D’autres expériences de repositionnement de ces médicaments sont en cours : une autorisation temporaire d’utilisation du remdesivir et un essai d’utilisation en prophylaxie de Kaletra. Par ailleurs, un essai clinique sur 24 patients évaluant l’efficacité de la Chloroquine est sur le point de débuter à Marseille.
Le Pr Bruno Lina (Hospices civils de Lyon), responsable du Centre national de référence virus des infections respiratoires est chargé d’assurer le suivi virologique de ces essais : « nous allons regarder si les charges virales baissent plus ou moins vite en fonction des différents bras. Mon laboratoire réalise aussi une recherche de nouvelles molécules. On regarde la signature ex-vivo de l’infection et recherche des molécules qui ont un effet contraire à cette signature », explique le Pr Lina.
La piste des inhibiteurs de furines
La recherche fondamentale est également mise à contribution : mise au point d’un modèle animal et d’un réplicon pour le SARS-Cov-2, potentialisation des thérapies nucléosidiques et travaux sur les furines, une cible thérapeutique prometteuse.

TRAVAIL À FAIRE
**1.** Expliquez en une à trois phrases, d'après l'extrait, comment le laboratoire du Pr Lina procède pour rechercher de nouvelles molécules.
**2.** Recopiez tel quel le passage de l'extrait qui s'ouvre sur les mots « Le Pr Bruno » et se termine par « cible thérapeutique prometteuse. ».
Répondez en vous fondant uniquement sur l'extrait.

MATÉRIEL D'ÉTUDE

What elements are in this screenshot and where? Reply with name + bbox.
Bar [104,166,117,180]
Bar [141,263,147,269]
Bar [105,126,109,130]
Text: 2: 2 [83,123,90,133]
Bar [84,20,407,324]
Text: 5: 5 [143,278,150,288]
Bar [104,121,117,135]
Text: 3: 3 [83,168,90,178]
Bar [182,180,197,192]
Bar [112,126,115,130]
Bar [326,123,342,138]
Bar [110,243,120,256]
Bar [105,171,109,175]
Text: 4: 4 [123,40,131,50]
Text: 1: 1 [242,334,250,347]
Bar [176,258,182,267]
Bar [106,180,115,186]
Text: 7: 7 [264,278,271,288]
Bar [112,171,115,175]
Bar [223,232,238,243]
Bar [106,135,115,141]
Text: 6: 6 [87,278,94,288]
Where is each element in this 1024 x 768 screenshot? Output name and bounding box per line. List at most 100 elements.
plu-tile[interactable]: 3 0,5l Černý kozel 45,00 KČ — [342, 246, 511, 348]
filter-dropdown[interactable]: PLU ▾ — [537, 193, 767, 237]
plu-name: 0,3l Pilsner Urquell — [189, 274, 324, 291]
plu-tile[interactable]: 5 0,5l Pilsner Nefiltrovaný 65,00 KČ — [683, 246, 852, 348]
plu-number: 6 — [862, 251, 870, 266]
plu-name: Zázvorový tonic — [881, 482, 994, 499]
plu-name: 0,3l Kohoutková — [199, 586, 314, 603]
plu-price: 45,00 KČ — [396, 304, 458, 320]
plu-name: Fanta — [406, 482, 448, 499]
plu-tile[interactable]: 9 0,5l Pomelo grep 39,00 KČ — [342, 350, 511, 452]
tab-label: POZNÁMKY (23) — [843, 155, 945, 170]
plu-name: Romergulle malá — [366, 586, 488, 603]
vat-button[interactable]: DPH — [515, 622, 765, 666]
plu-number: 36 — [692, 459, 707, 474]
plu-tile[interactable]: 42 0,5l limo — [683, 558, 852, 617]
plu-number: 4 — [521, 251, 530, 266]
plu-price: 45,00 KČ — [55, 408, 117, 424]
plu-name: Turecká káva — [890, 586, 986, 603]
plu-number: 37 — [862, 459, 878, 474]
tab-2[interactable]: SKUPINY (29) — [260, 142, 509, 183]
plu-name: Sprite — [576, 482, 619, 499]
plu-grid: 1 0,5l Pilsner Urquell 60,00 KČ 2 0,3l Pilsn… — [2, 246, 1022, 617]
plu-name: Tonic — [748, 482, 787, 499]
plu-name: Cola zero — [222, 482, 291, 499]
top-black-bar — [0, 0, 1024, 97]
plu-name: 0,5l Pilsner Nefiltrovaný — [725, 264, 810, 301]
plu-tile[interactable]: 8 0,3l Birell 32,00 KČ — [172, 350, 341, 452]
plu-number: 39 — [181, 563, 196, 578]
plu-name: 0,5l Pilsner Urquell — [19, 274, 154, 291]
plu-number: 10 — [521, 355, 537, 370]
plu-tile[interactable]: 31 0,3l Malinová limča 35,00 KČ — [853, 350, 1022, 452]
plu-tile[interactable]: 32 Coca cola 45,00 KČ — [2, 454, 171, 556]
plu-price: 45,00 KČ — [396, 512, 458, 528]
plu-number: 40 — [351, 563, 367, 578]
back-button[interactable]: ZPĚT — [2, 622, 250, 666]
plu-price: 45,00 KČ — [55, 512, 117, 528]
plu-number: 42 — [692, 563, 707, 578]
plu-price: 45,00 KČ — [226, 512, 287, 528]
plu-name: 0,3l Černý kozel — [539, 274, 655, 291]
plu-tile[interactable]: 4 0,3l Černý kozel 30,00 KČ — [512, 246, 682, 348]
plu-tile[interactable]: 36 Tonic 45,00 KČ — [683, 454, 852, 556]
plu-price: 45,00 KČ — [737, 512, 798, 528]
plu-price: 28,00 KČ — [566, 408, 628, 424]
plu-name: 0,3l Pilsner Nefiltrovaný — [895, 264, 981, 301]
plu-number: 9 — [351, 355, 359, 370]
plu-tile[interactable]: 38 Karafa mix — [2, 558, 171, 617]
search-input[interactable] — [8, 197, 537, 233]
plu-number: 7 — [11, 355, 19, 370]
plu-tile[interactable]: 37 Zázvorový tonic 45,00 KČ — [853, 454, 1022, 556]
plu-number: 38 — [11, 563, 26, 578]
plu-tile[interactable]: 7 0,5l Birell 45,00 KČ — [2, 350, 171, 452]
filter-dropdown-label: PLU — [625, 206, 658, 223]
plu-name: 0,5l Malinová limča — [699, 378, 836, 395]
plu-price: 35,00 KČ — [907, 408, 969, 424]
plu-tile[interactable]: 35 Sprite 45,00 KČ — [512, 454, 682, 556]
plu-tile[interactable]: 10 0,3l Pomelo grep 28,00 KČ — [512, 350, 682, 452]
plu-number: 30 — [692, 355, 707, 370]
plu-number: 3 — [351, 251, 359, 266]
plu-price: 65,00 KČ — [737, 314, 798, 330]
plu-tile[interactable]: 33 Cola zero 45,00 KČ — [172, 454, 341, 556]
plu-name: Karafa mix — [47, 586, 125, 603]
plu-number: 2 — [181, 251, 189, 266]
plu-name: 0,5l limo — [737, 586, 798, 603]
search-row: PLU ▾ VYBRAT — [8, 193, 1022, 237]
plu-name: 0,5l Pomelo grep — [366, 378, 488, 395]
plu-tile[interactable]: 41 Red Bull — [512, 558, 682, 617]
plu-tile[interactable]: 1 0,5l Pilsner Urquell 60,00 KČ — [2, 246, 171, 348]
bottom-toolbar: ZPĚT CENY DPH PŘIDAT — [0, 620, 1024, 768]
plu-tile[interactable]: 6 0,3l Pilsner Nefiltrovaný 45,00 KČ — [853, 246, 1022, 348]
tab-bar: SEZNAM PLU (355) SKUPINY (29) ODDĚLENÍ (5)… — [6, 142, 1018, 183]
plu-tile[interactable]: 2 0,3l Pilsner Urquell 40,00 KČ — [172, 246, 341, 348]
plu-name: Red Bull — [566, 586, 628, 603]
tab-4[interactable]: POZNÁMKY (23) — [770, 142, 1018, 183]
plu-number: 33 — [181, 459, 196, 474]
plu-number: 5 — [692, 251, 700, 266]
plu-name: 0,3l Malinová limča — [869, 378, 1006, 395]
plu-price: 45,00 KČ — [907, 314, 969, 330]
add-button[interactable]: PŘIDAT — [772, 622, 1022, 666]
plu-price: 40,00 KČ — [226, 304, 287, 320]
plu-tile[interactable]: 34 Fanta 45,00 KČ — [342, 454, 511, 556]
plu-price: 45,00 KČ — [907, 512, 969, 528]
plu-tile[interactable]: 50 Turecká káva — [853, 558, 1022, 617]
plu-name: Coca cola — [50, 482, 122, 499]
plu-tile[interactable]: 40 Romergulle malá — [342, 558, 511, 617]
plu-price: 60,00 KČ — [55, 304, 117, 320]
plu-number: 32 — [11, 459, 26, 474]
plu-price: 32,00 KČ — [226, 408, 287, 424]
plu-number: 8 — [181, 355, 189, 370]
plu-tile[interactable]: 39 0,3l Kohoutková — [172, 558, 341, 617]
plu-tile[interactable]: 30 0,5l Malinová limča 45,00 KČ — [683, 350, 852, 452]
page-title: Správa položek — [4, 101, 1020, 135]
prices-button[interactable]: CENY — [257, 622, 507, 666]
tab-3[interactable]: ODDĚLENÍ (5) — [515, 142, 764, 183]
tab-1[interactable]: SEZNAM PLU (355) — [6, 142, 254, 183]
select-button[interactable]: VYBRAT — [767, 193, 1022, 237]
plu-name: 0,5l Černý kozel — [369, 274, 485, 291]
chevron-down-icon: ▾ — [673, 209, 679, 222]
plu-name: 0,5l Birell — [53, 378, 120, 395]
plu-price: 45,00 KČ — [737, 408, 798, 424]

RÉPONSES PAR TÂCHE
**1.** Le laboratoire étudie la signature ex-vivo de l'infection. Il recherche ensuite des molécules qui ont un effet contraire à cette signature.

**2.**
Le Pr Bruno Lina (Hospices civils de Lyon), responsable du Centre national de référence virus des infections respiratoires est chargé d’assurer le suivi virologique de ces essais : « nous allons regarder si les charges virales baissent plus ou moins vite en fonction des différents bras. Mon laboratoire réalise aussi une recherche de nouvelles molécules. On regarde la signature ex-vivo de l’infection et recherche des molécules qui ont un effet contraire à cette signature », explique le Pr Lina.
La piste des inhibiteurs de furines
La recherche fondamentale est également mise à contribution : mise au point d’un modèle animal et d’un réplicon pour le SARS-Cov-2, potentialisation des thérapies nucléosidiques et travaux sur les furines, une cible thérapeutique prometteuse.